(Stored data entries)
☆ ☆ ☆

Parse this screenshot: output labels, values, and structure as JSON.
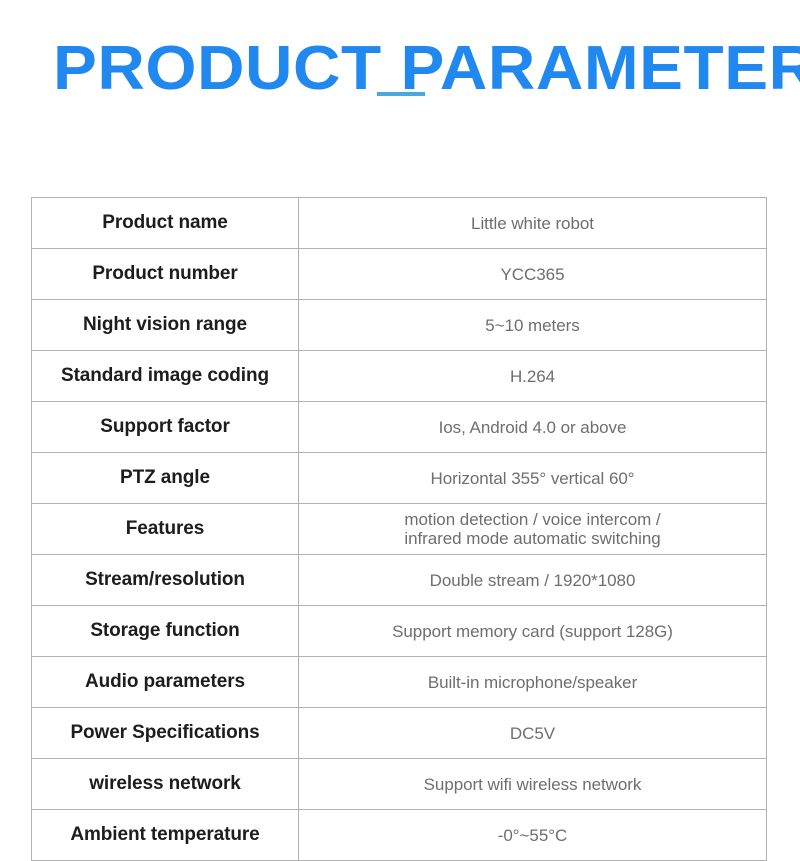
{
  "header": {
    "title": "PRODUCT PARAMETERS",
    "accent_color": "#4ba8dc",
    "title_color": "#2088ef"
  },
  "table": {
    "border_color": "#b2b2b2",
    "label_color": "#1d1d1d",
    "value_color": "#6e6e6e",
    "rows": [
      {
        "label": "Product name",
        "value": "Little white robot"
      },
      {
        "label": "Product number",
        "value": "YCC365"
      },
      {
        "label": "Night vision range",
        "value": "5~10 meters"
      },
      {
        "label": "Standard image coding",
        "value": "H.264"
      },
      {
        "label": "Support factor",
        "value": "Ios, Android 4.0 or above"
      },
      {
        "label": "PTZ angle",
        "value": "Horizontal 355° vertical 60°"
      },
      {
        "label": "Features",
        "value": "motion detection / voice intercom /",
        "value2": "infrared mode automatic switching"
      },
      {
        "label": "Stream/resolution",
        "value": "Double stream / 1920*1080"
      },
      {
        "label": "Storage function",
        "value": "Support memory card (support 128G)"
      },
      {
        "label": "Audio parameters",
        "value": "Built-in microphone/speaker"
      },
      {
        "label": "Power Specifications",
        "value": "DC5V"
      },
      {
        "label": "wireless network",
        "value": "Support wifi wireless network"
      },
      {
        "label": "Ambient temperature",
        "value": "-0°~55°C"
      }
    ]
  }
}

☆ ☆ ☆

*Exercise directions:*
Strip out the pictures and quote the remaining data word for word.

*Output of the task:*
Parse this screenshot: output labels, values, and structure as JSON.
{
  "header": {
    "title": "PRODUCT PARAMETERS",
    "accent_color": "#4ba8dc",
    "title_color": "#2088ef"
  },
  "table": {
    "border_color": "#b2b2b2",
    "label_color": "#1d1d1d",
    "value_color": "#6e6e6e",
    "rows": [
      {
        "label": "Product name",
        "value": "Little white robot"
      },
      {
        "label": "Product number",
        "value": "YCC365"
      },
      {
        "label": "Night vision range",
        "value": "5~10 meters"
      },
      {
        "label": "Standard image coding",
        "value": "H.264"
      },
      {
        "label": "Support factor",
        "value": "Ios, Android 4.0 or above"
      },
      {
        "label": "PTZ angle",
        "value": "Horizontal 355° vertical 60°"
      },
      {
        "label": "Features",
        "value": "motion detection / voice intercom /",
        "value2": "infrared mode automatic switching"
      },
      {
        "label": "Stream/resolution",
        "value": "Double stream / 1920*1080"
      },
      {
        "label": "Storage function",
        "value": "Support memory card (support 128G)"
      },
      {
        "label": "Audio parameters",
        "value": "Built-in microphone/speaker"
      },
      {
        "label": "Power Specifications",
        "value": "DC5V"
      },
      {
        "label": "wireless network",
        "value": "Support wifi wireless network"
      },
      {
        "label": "Ambient temperature",
        "value": "-0°~55°C"
      }
    ]
  }
}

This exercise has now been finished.